**Por realizar**
**1.** Transcriba del pasaje sobre las Iglesias orientales el tramo que va desde "Pero esta belleza" hasta "de forma atroz.", ambos incluidos.
**2.** Según el pasaje sobre las Iglesias orientales, ¿qué recomendación recibió el apóstol Pablo de los demás apóstoles?

**Pasaje extraído**

Pero esta belleza está herida. Muchas Iglesias orientales están aplastadas por una pesada cruz y se han convertido en "Iglesias mártires": llevan en sí mismas los estigmas de Cristo. Sí, al igual que la carne del Señor fue atravesada por los clavos y la lanza, tantas comunidades orientales están heridas y sangran a causa de los conflictos y la violencia que sufren. Pensemos en algunos de los lugares donde moran: Tierra Santa, Ucrania; Siria, Líbano, todo Oriente Medio; el Cáucaso y Tigray: allí mismo, donde vive una gran parte de los católicos orientales, las barbaridades de la guerra se ensañan de forma atroz.
Y nosotros, hermanos y hermanas, no podemos permanecer indiferentes. El apóstol Pablo puso por escrito la recomendación que recibió de los demás apóstoles de acordarse de los más necesitados entre los cristianos (cf. Gal 2,10); y él mismo instó a la solidaridad con ellos (cf. 2 Cor 8-9). Es la Palabra inspirada de Dios, y ustedes de roaco son las manos que dan carne a esta Palabra: manos que traen ayuda, levantando a los que sufren. Por eso se reúnen ustedes: no para hacer discursos y teorías, no para elaborar análisis geopolíticos, sino para encontrar la mejor manera de unirse y aliviar el sufrimiento de nuestros hermanos y hermanas orientales. Les pido, les pido de todo corazón, que sigan apoyando a las Iglesias católicas orientales, ayudándolas, en estos tiempos dramáticos, a estar firmemente arraigadas en el Evangelio. Con su apoyo, que ayuden a suplir lo que el poder civil debería proporcionar a los más débiles, a los más míseros, pero no puede, no sabe o no quiere proporcionar. Sean un estímulo para que el clero y los religiosos tiendan siempre sus oídos al grito de sus pueblos, admirables por su fe, anteponiendo el Evangelio a las disensiones o a los intereses personales, para estar unidos en la promoción del bien, porque todos en la Iglesia son de Cristo y Cristo es de Dios (cf. 1 Co 3,23).

**Extracto de datos**

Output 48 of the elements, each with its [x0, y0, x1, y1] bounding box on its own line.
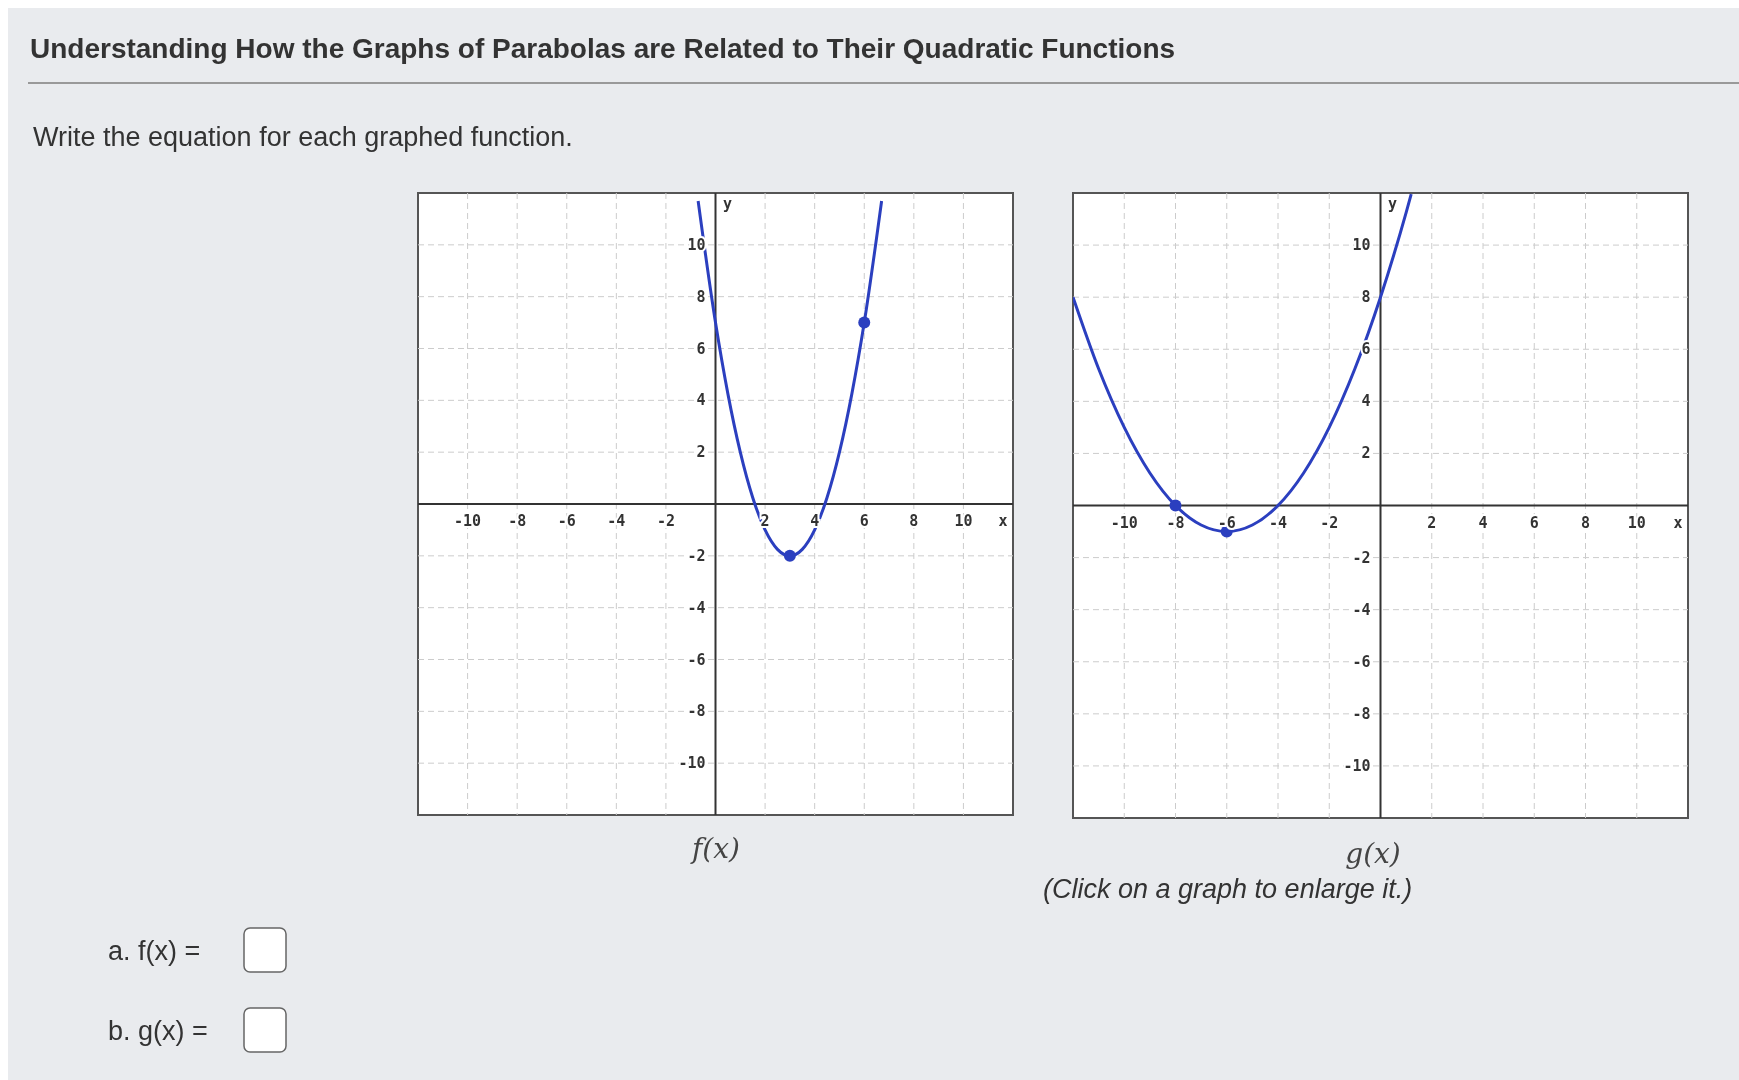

**Respuestas**
**1.**
Pero esta belleza está herida. Muchas Iglesias orientales están aplastadas por una pesada cruz y se han convertido en "Iglesias mártires": llevan en sí mismas los estigmas de Cristo. Sí, al igual que la carne del Señor fue atravesada por los clavos y la lanza, tantas comunidades orientales están heridas y sangran a causa de los conflictos y la violencia que sufren. Pensemos en algunos de los lugares donde moran: Tierra Santa, Ucrania; Siria, Líbano, todo Oriente Medio; el Cáucaso y Tigray: allí mismo, donde vive una gran parte de los católicos orientales, las barbaridades de la guerra se ensañan de forma atroz.

**2.** Acordarse de los más necesitados entre los cristianos.